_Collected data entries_
++++++

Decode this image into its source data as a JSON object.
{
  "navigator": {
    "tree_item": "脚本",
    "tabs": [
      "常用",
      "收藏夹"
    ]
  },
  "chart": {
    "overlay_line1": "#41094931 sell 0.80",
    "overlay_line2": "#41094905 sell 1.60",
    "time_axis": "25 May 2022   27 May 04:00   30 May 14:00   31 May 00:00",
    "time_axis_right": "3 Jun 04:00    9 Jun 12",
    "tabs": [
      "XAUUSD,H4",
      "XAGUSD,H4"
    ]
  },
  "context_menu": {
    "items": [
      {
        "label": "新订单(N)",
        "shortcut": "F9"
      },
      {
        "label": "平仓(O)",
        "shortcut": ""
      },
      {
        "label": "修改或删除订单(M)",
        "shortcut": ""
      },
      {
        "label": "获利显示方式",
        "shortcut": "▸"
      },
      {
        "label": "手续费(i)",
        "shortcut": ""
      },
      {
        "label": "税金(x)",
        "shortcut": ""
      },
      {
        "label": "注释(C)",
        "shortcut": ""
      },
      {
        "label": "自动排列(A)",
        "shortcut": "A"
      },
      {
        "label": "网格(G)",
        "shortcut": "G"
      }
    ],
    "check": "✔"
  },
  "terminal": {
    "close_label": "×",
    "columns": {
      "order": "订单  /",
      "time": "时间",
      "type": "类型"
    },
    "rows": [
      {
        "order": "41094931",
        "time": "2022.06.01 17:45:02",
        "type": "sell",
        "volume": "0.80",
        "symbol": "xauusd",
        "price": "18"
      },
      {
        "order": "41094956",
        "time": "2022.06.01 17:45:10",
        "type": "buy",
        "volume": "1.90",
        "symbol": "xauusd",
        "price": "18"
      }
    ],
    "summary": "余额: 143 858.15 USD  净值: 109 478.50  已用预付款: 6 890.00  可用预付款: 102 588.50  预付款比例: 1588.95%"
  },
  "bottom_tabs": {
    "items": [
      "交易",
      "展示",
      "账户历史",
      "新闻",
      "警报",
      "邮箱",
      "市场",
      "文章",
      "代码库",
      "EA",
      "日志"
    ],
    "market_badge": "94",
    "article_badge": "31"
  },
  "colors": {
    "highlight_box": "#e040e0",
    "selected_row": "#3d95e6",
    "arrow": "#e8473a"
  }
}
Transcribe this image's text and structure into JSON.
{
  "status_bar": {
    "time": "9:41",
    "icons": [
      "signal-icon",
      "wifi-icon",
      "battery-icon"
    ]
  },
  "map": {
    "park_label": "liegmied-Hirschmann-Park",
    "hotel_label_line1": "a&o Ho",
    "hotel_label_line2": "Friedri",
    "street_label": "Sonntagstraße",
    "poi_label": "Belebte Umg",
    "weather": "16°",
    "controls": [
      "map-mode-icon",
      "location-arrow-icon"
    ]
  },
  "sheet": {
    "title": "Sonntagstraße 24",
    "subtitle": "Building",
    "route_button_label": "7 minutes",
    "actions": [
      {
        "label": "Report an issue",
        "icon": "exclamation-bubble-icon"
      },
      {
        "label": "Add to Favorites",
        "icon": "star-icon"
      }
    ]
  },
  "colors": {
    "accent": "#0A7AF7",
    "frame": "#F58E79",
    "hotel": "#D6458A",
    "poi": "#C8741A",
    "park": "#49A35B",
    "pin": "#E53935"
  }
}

++++++

_AIM OF THE EXERCISE_
Output the entries exactly.

_FINAL ANSWER_
Decode this image into its source data as a JSON object.
{
  "navigator": {
    "tree_item": "脚本",
    "tabs": [
      "常用",
      "收藏夹"
    ]
  },
  "chart": {
    "overlay_line1": "#41094931 sell 0.80",
    "overlay_line2": "#41094905 sell 1.60",
    "time_axis": "25 May 2022   27 May 04:00   30 May 14:00   31 May 00:00",
    "time_axis_right": "3 Jun 04:00    9 Jun 12",
    "tabs": [
      "XAUUSD,H4",
      "XAGUSD,H4"
    ]
  },
  "context_menu": {
    "items": [
      {
        "label": "新订单(N)",
        "shortcut": "F9"
      },
      {
        "label": "平仓(O)",
        "shortcut": ""
      },
      {
        "label": "修改或删除订单(M)",
        "shortcut": ""
      },
      {
        "label": "获利显示方式",
        "shortcut": "▸"
      },
      {
        "label": "手续费(i)",
        "shortcut": ""
      },
      {
        "label": "税金(x)",
        "shortcut": ""
      },
      {
        "label": "注释(C)",
        "shortcut": ""
      },
      {
        "label": "自动排列(A)",
        "shortcut": "A"
      },
      {
        "label": "网格(G)",
        "shortcut": "G"
      }
    ],
    "check": "✔"
  },
  "terminal": {
    "close_label": "×",
    "columns": {
      "order": "订单  /",
      "time": "时间",
      "type": "类型"
    },
    "rows": [
      {
        "order": "41094931",
        "time": "2022.06.01 17:45:02",
        "type": "sell",
        "volume": "0.80",
        "symbol": "xauusd",
        "price": "18"
      },
      {
        "order": "41094956",
        "time": "2022.06.01 17:45:10",
        "type": "buy",
        "volume": "1.90",
        "symbol": "xauusd",
        "price": "18"
      }
    ],
    "summary": "余额: 143 858.15 USD  净值: 109 478.50  已用预付款: 6 890.00  可用预付款: 102 588.50  预付款比例: 1588.95%"
  },
  "bottom_tabs": {
    "items": [
      "交易",
      "展示",
      "账户历史",
      "新闻",
      "警报",
      "邮箱",
      "市场",
      "文章",
      "代码库",
      "EA",
      "日志"
    ],
    "market_badge": "94",
    "article_badge": "31"
  },
  "colors": {
    "highlight_box": "#e040e0",
    "selected_row": "#3d95e6",
    "arrow": "#e8473a"
  }
}
Transcribe this image's text and structure into JSON.
{
  "status_bar": {
    "time": "9:41",
    "icons": [
      "signal-icon",
      "wifi-icon",
      "battery-icon"
    ]
  },
  "map": {
    "park_label": "liegmied-Hirschmann-Park",
    "hotel_label_line1": "a&o Ho",
    "hotel_label_line2": "Friedri",
    "street_label": "Sonntagstraße",
    "poi_label": "Belebte Umg",
    "weather": "16°",
    "controls": [
      "map-mode-icon",
      "location-arrow-icon"
    ]
  },
  "sheet": {
    "title": "Sonntagstraße 24",
    "subtitle": "Building",
    "route_button_label": "7 minutes",
    "actions": [
      {
        "label": "Report an issue",
        "icon": "exclamation-bubble-icon"
      },
      {
        "label": "Add to Favorites",
        "icon": "star-icon"
      }
    ]
  },
  "colors": {
    "accent": "#0A7AF7",
    "frame": "#F58E79",
    "hotel": "#D6458A",
    "poi": "#C8741A",
    "park": "#49A35B",
    "pin": "#E53935"
  }
}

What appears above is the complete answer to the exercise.